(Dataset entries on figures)
=-=-=-=-=
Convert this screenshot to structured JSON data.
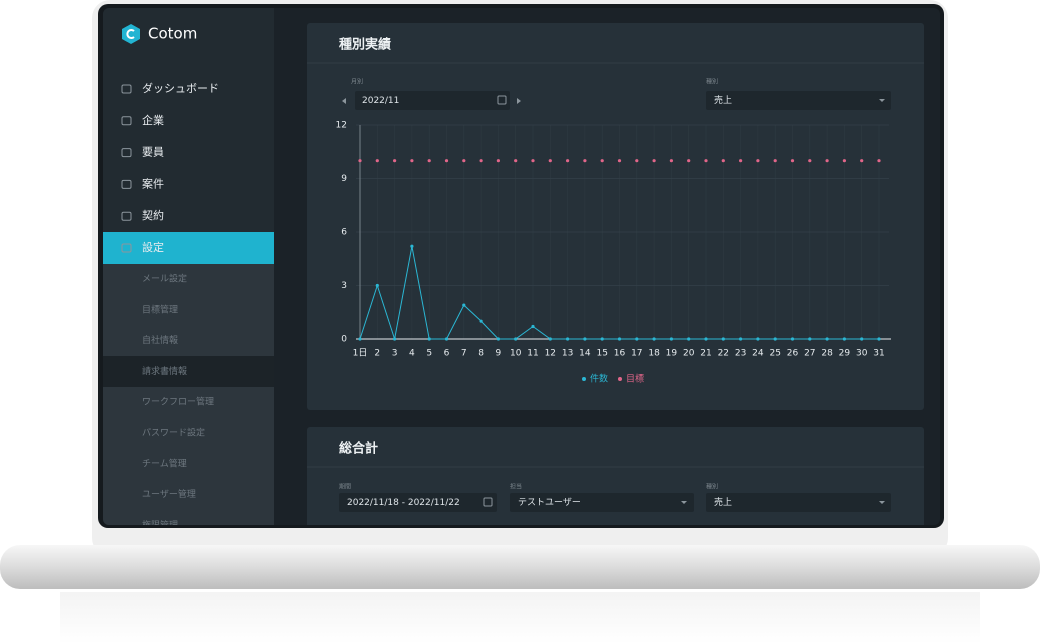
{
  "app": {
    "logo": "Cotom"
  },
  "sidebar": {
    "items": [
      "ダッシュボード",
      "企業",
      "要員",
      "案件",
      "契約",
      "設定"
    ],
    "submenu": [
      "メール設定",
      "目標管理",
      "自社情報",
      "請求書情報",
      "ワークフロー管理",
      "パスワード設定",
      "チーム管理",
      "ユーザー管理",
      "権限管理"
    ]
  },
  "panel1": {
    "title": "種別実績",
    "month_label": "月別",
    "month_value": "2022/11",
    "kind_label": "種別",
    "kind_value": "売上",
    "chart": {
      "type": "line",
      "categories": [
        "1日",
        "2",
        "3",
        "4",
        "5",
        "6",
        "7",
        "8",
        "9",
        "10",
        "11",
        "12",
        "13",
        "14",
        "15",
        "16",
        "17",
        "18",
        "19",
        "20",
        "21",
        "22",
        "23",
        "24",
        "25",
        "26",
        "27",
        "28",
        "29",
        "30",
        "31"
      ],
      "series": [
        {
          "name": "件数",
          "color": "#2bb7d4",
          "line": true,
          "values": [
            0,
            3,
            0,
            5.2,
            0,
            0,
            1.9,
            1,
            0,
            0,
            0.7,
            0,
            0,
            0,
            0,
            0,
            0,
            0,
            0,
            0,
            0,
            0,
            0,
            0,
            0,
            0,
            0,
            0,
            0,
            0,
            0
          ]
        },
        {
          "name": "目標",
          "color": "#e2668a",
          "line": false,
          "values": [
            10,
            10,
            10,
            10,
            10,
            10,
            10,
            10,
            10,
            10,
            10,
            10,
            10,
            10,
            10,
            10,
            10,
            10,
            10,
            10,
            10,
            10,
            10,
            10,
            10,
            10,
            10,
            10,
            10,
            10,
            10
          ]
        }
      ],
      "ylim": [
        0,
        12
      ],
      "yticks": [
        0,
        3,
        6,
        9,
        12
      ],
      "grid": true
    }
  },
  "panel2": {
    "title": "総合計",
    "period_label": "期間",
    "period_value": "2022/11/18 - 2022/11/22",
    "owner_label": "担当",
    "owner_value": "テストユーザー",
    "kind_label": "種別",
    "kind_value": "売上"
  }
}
=-=-=-=-=
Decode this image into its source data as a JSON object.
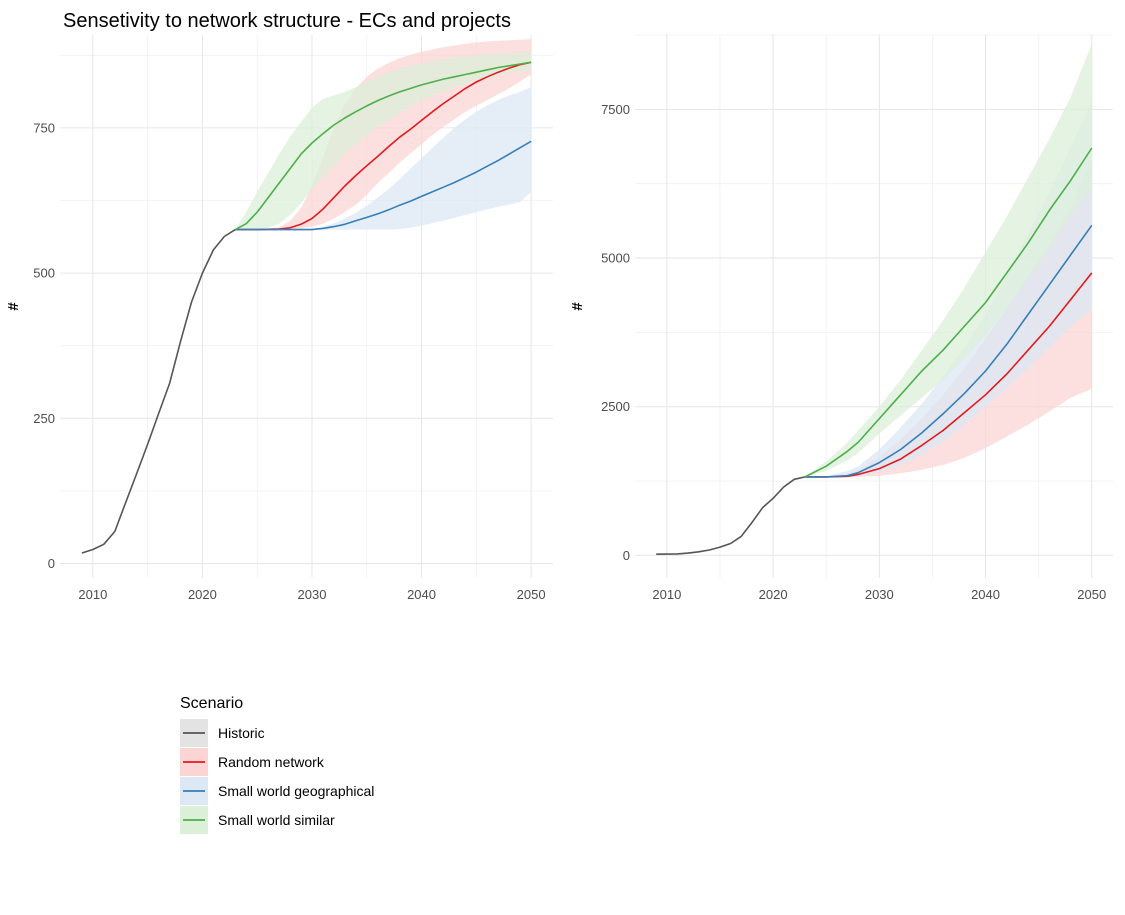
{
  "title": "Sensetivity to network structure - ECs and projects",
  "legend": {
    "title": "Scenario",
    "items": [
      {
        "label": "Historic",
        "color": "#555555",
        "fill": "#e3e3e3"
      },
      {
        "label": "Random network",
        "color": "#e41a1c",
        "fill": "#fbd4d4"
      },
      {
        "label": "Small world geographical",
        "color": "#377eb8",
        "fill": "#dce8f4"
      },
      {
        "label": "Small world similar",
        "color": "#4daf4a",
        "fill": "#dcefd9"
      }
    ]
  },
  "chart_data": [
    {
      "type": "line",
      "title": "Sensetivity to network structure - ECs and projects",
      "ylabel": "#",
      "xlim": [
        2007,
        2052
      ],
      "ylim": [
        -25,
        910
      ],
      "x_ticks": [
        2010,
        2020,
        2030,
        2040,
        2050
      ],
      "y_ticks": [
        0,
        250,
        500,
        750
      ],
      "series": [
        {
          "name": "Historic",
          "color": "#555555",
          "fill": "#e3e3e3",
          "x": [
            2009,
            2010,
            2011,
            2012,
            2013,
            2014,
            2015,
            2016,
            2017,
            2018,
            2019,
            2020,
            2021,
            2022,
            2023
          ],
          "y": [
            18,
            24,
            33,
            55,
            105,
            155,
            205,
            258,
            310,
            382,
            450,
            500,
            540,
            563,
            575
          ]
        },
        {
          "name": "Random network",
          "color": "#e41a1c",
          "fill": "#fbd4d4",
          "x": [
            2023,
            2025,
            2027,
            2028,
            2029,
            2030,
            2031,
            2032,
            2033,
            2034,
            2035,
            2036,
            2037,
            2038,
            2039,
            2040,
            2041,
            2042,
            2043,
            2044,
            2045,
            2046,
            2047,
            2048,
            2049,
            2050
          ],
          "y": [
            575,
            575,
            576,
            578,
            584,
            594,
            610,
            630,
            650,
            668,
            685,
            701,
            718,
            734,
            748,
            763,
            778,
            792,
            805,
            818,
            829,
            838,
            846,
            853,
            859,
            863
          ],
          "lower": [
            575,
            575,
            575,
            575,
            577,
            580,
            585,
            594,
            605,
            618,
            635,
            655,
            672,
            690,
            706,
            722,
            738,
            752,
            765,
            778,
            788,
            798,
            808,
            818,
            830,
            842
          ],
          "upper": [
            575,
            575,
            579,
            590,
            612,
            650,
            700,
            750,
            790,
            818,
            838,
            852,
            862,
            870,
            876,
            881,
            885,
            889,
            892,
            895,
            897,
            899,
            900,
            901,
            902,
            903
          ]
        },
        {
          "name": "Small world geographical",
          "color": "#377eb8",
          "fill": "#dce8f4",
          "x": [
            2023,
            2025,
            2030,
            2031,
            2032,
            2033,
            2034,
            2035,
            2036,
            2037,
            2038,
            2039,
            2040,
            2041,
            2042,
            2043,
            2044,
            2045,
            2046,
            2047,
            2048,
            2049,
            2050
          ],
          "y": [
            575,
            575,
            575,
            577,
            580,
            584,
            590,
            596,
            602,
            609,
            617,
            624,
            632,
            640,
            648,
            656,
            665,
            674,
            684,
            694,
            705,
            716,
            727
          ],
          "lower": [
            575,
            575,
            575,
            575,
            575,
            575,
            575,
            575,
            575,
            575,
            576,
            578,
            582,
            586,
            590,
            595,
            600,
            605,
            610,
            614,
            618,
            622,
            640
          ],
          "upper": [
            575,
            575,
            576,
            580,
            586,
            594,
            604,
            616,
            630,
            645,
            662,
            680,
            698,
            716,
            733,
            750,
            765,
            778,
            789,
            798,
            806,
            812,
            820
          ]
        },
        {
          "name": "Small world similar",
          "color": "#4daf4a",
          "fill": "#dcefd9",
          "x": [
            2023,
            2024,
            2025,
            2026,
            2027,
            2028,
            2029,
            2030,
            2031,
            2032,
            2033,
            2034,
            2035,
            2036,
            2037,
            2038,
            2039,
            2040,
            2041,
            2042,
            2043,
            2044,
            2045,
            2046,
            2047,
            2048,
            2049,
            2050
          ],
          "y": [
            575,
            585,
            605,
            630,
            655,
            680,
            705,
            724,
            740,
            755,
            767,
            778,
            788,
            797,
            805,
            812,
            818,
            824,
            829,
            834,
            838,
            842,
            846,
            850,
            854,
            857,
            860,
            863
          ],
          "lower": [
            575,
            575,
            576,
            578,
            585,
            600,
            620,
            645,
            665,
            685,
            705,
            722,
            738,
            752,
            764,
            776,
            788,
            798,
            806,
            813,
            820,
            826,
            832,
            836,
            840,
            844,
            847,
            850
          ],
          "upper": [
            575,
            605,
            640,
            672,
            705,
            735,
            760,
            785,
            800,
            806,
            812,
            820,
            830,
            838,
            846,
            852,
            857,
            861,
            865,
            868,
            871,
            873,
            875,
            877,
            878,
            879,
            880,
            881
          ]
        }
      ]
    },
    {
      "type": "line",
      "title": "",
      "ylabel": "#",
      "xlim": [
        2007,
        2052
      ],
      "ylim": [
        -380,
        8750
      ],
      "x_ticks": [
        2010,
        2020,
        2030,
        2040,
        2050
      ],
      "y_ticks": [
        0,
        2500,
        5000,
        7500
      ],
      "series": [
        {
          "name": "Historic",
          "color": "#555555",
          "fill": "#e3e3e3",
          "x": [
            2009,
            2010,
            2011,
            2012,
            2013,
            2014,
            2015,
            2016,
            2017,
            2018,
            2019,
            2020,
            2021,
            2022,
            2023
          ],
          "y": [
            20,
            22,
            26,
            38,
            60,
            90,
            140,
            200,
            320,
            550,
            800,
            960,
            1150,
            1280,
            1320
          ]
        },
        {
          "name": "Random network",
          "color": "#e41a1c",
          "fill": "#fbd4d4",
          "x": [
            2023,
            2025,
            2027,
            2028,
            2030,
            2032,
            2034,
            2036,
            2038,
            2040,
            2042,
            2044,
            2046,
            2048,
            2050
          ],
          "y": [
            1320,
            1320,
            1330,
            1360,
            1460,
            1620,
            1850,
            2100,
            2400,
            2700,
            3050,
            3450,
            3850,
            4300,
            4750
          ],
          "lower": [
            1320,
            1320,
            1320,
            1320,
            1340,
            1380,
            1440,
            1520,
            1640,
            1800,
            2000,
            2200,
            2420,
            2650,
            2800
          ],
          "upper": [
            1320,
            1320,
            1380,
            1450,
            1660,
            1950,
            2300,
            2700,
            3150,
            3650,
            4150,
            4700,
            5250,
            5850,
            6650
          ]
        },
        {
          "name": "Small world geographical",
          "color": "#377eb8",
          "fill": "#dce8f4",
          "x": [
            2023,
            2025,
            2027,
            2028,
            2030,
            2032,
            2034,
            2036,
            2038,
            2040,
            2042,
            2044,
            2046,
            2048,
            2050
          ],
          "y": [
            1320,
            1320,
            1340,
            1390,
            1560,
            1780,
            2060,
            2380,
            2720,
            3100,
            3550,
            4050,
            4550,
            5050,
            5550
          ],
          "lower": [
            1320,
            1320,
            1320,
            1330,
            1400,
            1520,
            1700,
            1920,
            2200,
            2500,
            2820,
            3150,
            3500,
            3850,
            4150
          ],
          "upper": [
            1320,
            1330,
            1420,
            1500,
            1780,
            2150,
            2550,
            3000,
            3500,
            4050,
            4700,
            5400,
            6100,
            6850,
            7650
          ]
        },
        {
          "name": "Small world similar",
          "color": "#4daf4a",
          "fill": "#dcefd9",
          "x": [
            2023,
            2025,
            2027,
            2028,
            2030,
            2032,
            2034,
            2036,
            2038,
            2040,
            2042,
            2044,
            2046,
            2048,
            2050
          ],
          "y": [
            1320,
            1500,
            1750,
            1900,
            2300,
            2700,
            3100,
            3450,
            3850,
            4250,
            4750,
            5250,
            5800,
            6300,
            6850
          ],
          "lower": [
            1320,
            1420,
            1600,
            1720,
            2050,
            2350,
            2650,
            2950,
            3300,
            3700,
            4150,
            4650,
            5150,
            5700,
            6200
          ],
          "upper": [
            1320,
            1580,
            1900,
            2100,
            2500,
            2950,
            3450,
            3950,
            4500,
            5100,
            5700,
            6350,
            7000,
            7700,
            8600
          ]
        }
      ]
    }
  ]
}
=-=-=-=-=
▸ **Given exercise**: Pull out each line of the entries that contains "projects".

▸ **Output of the task**:
  "title": "Sensetivity to network structure - ECs and projects",
      "title": "Sensetivity to network structure - ECs and projects",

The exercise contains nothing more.